--- EXERCISE BRIEF ---
Records follow. Copy every line with "中学有中学之体用".

--- EXERCISE MATERIALS ---
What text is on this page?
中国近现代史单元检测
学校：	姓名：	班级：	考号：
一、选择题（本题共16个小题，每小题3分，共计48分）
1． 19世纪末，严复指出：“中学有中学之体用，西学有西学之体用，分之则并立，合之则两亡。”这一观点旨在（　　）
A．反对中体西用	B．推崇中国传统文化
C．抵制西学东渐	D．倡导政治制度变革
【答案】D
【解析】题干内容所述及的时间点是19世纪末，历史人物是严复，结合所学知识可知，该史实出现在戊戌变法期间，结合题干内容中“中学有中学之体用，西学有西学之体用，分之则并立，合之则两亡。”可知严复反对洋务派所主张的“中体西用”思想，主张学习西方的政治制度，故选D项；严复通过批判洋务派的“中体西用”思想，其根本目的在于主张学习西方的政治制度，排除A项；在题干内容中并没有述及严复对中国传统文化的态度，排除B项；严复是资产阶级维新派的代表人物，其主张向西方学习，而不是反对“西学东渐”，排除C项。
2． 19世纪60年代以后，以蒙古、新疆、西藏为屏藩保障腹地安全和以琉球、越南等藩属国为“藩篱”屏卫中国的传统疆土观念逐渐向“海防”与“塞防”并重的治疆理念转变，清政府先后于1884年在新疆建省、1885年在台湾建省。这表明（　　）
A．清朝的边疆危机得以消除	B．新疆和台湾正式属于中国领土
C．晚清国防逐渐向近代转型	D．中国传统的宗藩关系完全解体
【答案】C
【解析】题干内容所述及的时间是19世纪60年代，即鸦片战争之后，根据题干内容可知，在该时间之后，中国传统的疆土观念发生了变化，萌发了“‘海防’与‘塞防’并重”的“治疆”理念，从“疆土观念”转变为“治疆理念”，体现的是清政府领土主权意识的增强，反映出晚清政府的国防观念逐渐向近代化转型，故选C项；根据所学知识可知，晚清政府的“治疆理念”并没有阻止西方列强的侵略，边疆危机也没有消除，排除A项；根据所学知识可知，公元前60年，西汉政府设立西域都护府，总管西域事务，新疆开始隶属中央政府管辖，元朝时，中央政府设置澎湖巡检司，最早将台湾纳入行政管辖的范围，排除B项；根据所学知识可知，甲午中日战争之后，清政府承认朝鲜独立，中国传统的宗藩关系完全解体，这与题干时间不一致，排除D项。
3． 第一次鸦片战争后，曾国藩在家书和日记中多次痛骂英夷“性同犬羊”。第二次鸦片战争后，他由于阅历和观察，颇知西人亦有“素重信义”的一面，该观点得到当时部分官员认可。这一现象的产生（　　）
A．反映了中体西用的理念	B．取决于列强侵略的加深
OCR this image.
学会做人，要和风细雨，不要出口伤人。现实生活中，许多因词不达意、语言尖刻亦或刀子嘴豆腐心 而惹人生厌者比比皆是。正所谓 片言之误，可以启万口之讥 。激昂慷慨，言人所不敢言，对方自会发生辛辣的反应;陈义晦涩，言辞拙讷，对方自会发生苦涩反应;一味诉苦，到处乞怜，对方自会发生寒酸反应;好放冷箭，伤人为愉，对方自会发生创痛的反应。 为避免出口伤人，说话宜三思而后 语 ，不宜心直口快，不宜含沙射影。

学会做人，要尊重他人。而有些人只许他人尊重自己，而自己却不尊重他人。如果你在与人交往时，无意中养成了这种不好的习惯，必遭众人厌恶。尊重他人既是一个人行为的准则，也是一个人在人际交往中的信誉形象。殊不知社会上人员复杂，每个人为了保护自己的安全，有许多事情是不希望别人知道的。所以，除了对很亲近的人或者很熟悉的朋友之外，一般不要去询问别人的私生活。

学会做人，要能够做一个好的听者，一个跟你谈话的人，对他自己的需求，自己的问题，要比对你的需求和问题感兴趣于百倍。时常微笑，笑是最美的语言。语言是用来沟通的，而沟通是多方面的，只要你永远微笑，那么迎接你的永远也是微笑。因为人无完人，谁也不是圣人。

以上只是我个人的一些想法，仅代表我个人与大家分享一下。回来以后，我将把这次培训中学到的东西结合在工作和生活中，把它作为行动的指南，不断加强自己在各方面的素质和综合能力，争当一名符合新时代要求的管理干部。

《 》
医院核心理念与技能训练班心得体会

--- WRITTEN ANSWER ---
1． 19世纪末，严复指出：“中学有中学之体用，西学有西学之体用，分之则并立，合之则两亡。”这一观点旨在（　　）
【解析】题干内容所述及的时间点是19世纪末，历史人物是严复，结合所学知识可知，该史实出现在戊戌变法期间，结合题干内容中“中学有中学之体用，西学有西学之体用，分之则并立，合之则两亡。”可知严复反对洋务派所主张的“中体西用”思想，主张学习西方的政治制度，故选D项；严复通过批判洋务派的“中体西用”思想，其根本目的在于主张学习西方的政治制度，排除A项；在题干内容中并没有述及严复对中国传统文化的态度，排除B项；严复是资产阶级维新派的代表人物，其主张向西方学习，而不是反对“西学东渐”，排除C项。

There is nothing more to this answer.